WRITTEN REQUEST
Search the listing below for "seed". Copy each matching line.

RECORDS TO PROCESS
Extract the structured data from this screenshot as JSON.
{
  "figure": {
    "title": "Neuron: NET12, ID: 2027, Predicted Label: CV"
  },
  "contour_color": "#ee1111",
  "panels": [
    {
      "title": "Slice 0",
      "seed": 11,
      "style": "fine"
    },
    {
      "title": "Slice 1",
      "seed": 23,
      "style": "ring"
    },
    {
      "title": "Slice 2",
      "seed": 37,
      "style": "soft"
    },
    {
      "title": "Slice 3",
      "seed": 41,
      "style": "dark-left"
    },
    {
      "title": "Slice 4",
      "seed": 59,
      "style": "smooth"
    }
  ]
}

COMPLETED EXERCISE
      "seed": 11,
      "seed": 23,
      "seed": 37,
      "seed": 41,
      "seed": 59,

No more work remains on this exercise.